_Dataset entries_:
■ ■ ■ ■ ■ ■ ■
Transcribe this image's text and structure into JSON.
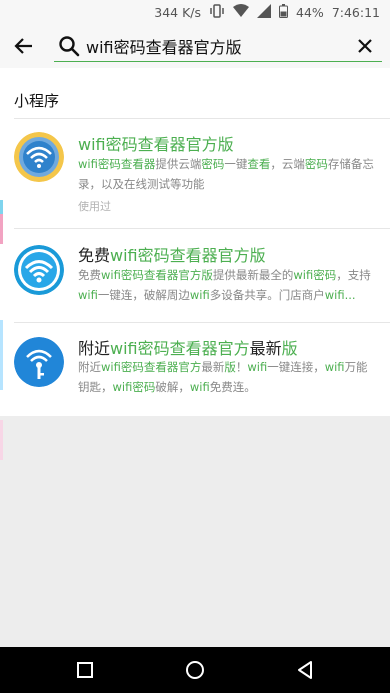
{
  "status_bar": {
    "speed": "344 K/s",
    "battery": "44%",
    "time": "7:46:11",
    "icons": [
      "vibrate-icon",
      "wifi-icon",
      "signal-icon",
      "battery-icon"
    ]
  },
  "search": {
    "query": "wifi密码查看器官方版",
    "accent": "#4caf50"
  },
  "section": {
    "title": "小程序"
  },
  "results": [
    {
      "title": [
        [
          "wifi密码查看器官方版",
          true
        ]
      ],
      "desc": [
        [
          "wifi密码查看器",
          true
        ],
        [
          "提供云端",
          false
        ],
        [
          "密码",
          true
        ],
        [
          "一键",
          false
        ],
        [
          "查看",
          true
        ],
        [
          "，云端",
          false
        ],
        [
          "密码",
          true
        ],
        [
          "存储备忘录，以及在线测试等功能",
          false
        ]
      ],
      "meta": "使用过",
      "icon": "wifi-lens-icon"
    },
    {
      "title": [
        [
          "免费",
          false
        ],
        [
          "wifi密码查看器官方版",
          true
        ]
      ],
      "desc": [
        [
          "免费",
          false
        ],
        [
          "wifi密码查看器官方版",
          true
        ],
        [
          "提供最新最全的",
          false
        ],
        [
          "wifi密码",
          true
        ],
        [
          "，支持",
          false
        ],
        [
          "wifi",
          true
        ],
        [
          "一键连，破解周边",
          false
        ],
        [
          "wifi",
          true
        ],
        [
          "多设备共享。门店商户",
          false
        ],
        [
          "wifi...",
          true
        ]
      ],
      "meta": "",
      "icon": "wifi-circle-icon"
    },
    {
      "title": [
        [
          "附近",
          false
        ],
        [
          "wifi密码查看器官方",
          true
        ],
        [
          "最新",
          false
        ],
        [
          "版",
          true
        ]
      ],
      "desc": [
        [
          "附近",
          false
        ],
        [
          "wifi密码查看器官方",
          true
        ],
        [
          "最新",
          false
        ],
        [
          "版",
          true
        ],
        [
          "！",
          false
        ],
        [
          "wifi",
          true
        ],
        [
          "一键连接，",
          false
        ],
        [
          "wifi",
          true
        ],
        [
          "万能钥匙，",
          false
        ],
        [
          "wifi密码",
          true
        ],
        [
          "破解，",
          false
        ],
        [
          "wifi",
          true
        ],
        [
          "免费连。",
          false
        ]
      ],
      "meta": "",
      "icon": "wifi-key-icon"
    }
  ]
}
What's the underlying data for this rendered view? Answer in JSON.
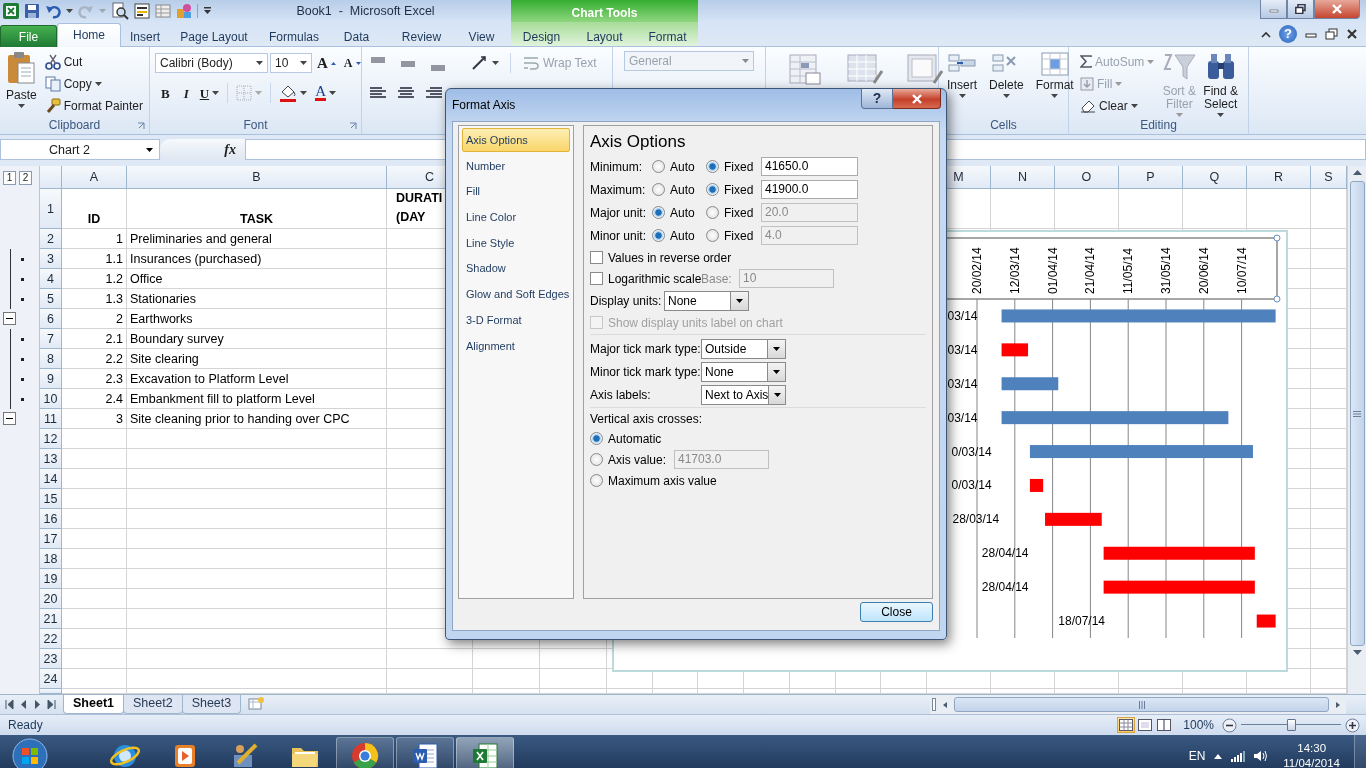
{
  "window": {
    "title": "Book1  -  Microsoft Excel",
    "tool_group": "Chart Tools",
    "help": "?"
  },
  "ribbon_tabs": [
    {
      "label": "File",
      "kind": "file",
      "selected": false
    },
    {
      "label": "Home",
      "kind": "normal",
      "selected": true
    },
    {
      "label": "Insert",
      "kind": "normal",
      "selected": false
    },
    {
      "label": "Page Layout",
      "kind": "normal",
      "selected": false
    },
    {
      "label": "Formulas",
      "kind": "normal",
      "selected": false
    },
    {
      "label": "Data",
      "kind": "normal",
      "selected": false
    },
    {
      "label": "Review",
      "kind": "normal",
      "selected": false
    },
    {
      "label": "View",
      "kind": "normal",
      "selected": false
    },
    {
      "label": "Design",
      "kind": "context",
      "selected": false
    },
    {
      "label": "Layout",
      "kind": "context",
      "selected": false
    },
    {
      "label": "Format",
      "kind": "context",
      "selected": false
    }
  ],
  "clipboard": {
    "label": "Clipboard",
    "paste": "Paste",
    "cut": "Cut",
    "copy": "Copy",
    "format_painter": "Format Painter"
  },
  "font": {
    "label": "Font",
    "name": "Calibri (Body)",
    "size": "10",
    "grow": "A",
    "shrink": "A",
    "bold": "B",
    "italic": "I",
    "underline": "U",
    "font_color_button": "A"
  },
  "alignment": {
    "wrap_text": {
      "label": "Wrap Text",
      "disabled": true
    }
  },
  "number": {
    "format": {
      "value": "General",
      "disabled": true
    }
  },
  "cells": {
    "label": "Cells",
    "buttons": [
      "Insert",
      "Delete",
      "Format"
    ]
  },
  "editing": {
    "label": "Editing",
    "autosum": {
      "label": "AutoSum",
      "disabled": true
    },
    "fill": {
      "label": "Fill",
      "disabled": true
    },
    "clear": {
      "label": "Clear",
      "disabled": false
    },
    "sort_filter": {
      "label": "Sort &\nFilter",
      "disabled": true
    },
    "find_select": {
      "label": "Find &\nSelect",
      "disabled": false
    }
  },
  "formula_bar": {
    "name_box": "Chart 2",
    "fx": "fx"
  },
  "sheet": {
    "outline_levels": [
      "1",
      "2"
    ],
    "columns_left": [
      "A",
      "B",
      "C"
    ],
    "columns_right": [
      "M",
      "N",
      "O",
      "P",
      "Q",
      "R",
      "S"
    ],
    "rows": [
      {
        "number": "1",
        "kind": "header",
        "id": "ID",
        "task": "TASK",
        "duration": "DURATI\n(DAY"
      },
      {
        "number": "2",
        "kind": "task",
        "id": "1",
        "task": "Preliminaries and general"
      },
      {
        "number": "3",
        "kind": "task",
        "id": "1.1",
        "task": "Insurances (purchased)",
        "outline": {
          "kind": "dot"
        }
      },
      {
        "number": "4",
        "kind": "task",
        "id": "1.2",
        "task": "Office",
        "outline": {
          "kind": "dot"
        }
      },
      {
        "number": "5",
        "kind": "task",
        "id": "1.3",
        "task": "Stationaries",
        "outline": {
          "kind": "dot"
        }
      },
      {
        "number": "6",
        "kind": "task",
        "id": "2",
        "task": "Earthworks",
        "outline": {
          "kind": "collapse"
        }
      },
      {
        "number": "7",
        "kind": "task",
        "id": "2.1",
        "task": "Boundary survey",
        "outline": {
          "kind": "dot"
        }
      },
      {
        "number": "8",
        "kind": "task",
        "id": "2.2",
        "task": "Site clearing",
        "outline": {
          "kind": "dot"
        }
      },
      {
        "number": "9",
        "kind": "task",
        "id": "2.3",
        "task": "Excavation to Platform Level",
        "outline": {
          "kind": "dot"
        }
      },
      {
        "number": "10",
        "kind": "task",
        "id": "2.4",
        "task": "Embankment fill to platform Level",
        "outline": {
          "kind": "dot"
        }
      },
      {
        "number": "11",
        "kind": "task",
        "id": "3",
        "task": "Site cleaning prior to handing over CPC",
        "outline": {
          "kind": "collapse"
        }
      },
      {
        "number": "12",
        "kind": "blank"
      },
      {
        "number": "13",
        "kind": "blank"
      },
      {
        "number": "14",
        "kind": "blank"
      },
      {
        "number": "15",
        "kind": "blank"
      },
      {
        "number": "16",
        "kind": "blank"
      },
      {
        "number": "17",
        "kind": "blank"
      },
      {
        "number": "18",
        "kind": "blank"
      },
      {
        "number": "19",
        "kind": "blank"
      },
      {
        "number": "20",
        "kind": "blank"
      },
      {
        "number": "21",
        "kind": "blank"
      },
      {
        "number": "22",
        "kind": "blank"
      },
      {
        "number": "23",
        "kind": "blank"
      },
      {
        "number": "24",
        "kind": "blank"
      }
    ]
  },
  "chart": {
    "axis_labels": [
      "20/02/14",
      "12/03/14",
      "01/04/14",
      "21/04/14",
      "11/05/14",
      "31/05/14",
      "20/06/14",
      "10/07/14"
    ],
    "data_labels": [
      "03/14",
      "03/14",
      "03/14",
      "03/14",
      "0/03/14",
      "0/03/14",
      "28/03/14",
      "28/04/14",
      "28/04/14",
      "18/07/14"
    ]
  },
  "dialog": {
    "title": "Format Axis",
    "help": "?",
    "nav": [
      {
        "label": "Axis Options",
        "selected": true
      },
      {
        "label": "Number",
        "selected": false
      },
      {
        "label": "Fill",
        "selected": false
      },
      {
        "label": "Line Color",
        "selected": false
      },
      {
        "label": "Line Style",
        "selected": false
      },
      {
        "label": "Shadow",
        "selected": false
      },
      {
        "label": "Glow and Soft Edges",
        "selected": false
      },
      {
        "label": "3-D Format",
        "selected": false
      },
      {
        "label": "Alignment",
        "selected": false
      }
    ],
    "heading": "Axis Options",
    "bounds": [
      {
        "label": "Minimum:",
        "options": [
          {
            "label": "Auto",
            "selected": false
          },
          {
            "label": "Fixed",
            "selected": true
          }
        ],
        "value": "41650.0",
        "disabled": false
      },
      {
        "label": "Maximum:",
        "options": [
          {
            "label": "Auto",
            "selected": false
          },
          {
            "label": "Fixed",
            "selected": true
          }
        ],
        "value": "41900.0",
        "disabled": false
      },
      {
        "label": "Major unit:",
        "options": [
          {
            "label": "Auto",
            "selected": true
          },
          {
            "label": "Fixed",
            "selected": false
          }
        ],
        "value": "20.0",
        "disabled": true
      },
      {
        "label": "Minor unit:",
        "options": [
          {
            "label": "Auto",
            "selected": true
          },
          {
            "label": "Fixed",
            "selected": false
          }
        ],
        "value": "4.0",
        "disabled": true
      }
    ],
    "reverse": {
      "label": "Values in reverse order",
      "checked": false,
      "disabled": false
    },
    "log": {
      "label": "Logarithmic scale",
      "checked": false,
      "disabled": false
    },
    "log_base": {
      "label": "Base:",
      "value": "10",
      "disabled": true
    },
    "display_units": {
      "label": "Display units:",
      "value": "None"
    },
    "show_units_label": {
      "label": "Show display units label on chart",
      "checked": false,
      "disabled": true
    },
    "dropdowns": [
      {
        "label": "Major tick mark type:",
        "value": "Outside"
      },
      {
        "label": "Minor tick mark type:",
        "value": "None"
      },
      {
        "label": "Axis labels:",
        "value": "Next to Axis"
      }
    ],
    "crosses": {
      "label": "Vertical axis crosses:",
      "options": [
        {
          "label": "Automatic",
          "selected": true
        },
        {
          "label": "Axis value:",
          "selected": false,
          "value": "41703.0",
          "disabled": true
        },
        {
          "label": "Maximum axis value",
          "selected": false
        }
      ]
    },
    "close": "Close"
  },
  "sheet_tabs": [
    {
      "label": "Sheet1",
      "selected": true
    },
    {
      "label": "Sheet2",
      "selected": false
    },
    {
      "label": "Sheet3",
      "selected": false
    }
  ],
  "status_bar": {
    "status": "Ready",
    "views": [
      {
        "kind": "normal",
        "selected": true
      },
      {
        "kind": "page_layout",
        "selected": false
      },
      {
        "kind": "page_break",
        "selected": false
      }
    ],
    "zoom": {
      "label": "100%",
      "level": 0.5
    }
  },
  "taskbar": {
    "apps": [
      {
        "kind": "globe",
        "open": false,
        "selected": false
      },
      {
        "kind": "player",
        "open": false,
        "selected": false
      },
      {
        "kind": "figure",
        "open": false,
        "selected": false
      },
      {
        "kind": "folder",
        "open": false,
        "selected": false
      },
      {
        "kind": "ring",
        "open": true,
        "selected": false
      },
      {
        "kind": "doc",
        "open": true,
        "selected": false
      },
      {
        "kind": "sheet",
        "open": true,
        "selected": true
      }
    ],
    "language": "EN",
    "time": "14:30",
    "date": "11/04/2014"
  }
}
■ ■ ■ ■ ■ ■ ■
_The exercise_:
Check every line of the listing for the string "JSON" and report how many lines have it, as a number alone.

_The answer_:
2